Set exercise:
Select all lines with the string "JSON" in them, and copy those lines.

Extracted records:

•••

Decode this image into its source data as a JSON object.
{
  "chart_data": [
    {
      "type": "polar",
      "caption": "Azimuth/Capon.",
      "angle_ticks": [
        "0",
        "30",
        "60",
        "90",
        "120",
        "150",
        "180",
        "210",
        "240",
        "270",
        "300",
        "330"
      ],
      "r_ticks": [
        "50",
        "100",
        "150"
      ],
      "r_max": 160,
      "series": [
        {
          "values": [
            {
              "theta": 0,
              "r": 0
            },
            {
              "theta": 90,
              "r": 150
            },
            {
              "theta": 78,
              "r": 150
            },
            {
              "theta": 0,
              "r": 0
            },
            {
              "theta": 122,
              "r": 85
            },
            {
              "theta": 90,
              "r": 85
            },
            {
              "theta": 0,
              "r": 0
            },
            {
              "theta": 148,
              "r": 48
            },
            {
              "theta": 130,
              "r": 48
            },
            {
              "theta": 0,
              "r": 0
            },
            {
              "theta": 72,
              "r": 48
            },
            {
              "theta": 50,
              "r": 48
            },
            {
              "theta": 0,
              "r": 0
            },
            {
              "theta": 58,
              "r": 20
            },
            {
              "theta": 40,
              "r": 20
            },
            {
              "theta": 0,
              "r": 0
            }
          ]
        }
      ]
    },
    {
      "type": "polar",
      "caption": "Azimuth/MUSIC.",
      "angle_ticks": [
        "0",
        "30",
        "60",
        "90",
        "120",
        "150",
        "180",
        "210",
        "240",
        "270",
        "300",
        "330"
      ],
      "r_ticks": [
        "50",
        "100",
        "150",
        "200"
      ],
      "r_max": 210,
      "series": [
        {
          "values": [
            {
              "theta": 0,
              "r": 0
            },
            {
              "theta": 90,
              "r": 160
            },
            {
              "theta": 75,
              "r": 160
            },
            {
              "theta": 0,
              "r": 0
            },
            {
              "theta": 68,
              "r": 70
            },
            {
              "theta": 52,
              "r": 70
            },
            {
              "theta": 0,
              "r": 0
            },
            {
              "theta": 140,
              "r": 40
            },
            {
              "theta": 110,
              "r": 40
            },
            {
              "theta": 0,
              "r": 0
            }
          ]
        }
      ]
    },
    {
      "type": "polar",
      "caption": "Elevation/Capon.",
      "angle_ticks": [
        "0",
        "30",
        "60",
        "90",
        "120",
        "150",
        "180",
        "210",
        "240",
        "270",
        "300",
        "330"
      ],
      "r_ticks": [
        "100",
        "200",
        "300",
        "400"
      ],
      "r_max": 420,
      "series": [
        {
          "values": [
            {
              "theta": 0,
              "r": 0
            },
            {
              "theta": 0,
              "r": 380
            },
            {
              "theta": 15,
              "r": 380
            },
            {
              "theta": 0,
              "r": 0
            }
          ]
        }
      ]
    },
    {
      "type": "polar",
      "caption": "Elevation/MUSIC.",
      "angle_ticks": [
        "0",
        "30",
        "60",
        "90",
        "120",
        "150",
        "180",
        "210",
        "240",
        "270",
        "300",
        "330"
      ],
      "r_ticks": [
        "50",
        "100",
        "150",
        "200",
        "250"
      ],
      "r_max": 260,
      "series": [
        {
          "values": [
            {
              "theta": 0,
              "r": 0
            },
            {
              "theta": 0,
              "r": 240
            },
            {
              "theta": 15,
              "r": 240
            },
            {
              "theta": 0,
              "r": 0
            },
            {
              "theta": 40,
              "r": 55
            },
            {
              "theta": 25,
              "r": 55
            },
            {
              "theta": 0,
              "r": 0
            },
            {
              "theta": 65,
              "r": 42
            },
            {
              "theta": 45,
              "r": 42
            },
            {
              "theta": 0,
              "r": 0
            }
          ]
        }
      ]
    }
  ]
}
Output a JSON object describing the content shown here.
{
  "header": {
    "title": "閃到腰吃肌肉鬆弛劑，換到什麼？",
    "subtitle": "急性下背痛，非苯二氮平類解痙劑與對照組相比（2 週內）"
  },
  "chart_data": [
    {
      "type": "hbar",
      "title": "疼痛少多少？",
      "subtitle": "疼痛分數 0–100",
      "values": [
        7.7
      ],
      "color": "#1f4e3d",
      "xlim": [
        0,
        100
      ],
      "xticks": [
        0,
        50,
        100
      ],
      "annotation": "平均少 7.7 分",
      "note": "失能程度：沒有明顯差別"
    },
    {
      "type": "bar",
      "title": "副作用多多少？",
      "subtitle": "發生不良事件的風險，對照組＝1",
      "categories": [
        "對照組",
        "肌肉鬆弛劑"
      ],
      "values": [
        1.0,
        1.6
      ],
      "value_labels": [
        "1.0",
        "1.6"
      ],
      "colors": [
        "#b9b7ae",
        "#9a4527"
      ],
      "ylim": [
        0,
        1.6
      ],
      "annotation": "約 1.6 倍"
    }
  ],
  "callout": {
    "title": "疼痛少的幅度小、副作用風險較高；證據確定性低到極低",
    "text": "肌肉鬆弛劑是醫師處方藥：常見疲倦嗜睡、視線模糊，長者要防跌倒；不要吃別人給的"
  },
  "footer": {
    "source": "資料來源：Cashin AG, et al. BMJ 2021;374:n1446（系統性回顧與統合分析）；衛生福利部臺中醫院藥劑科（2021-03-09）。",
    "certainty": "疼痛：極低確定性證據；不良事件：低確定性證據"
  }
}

•••

Complete response:
Decode this image into its source data as a JSON object.
Output a JSON object describing the content shown here.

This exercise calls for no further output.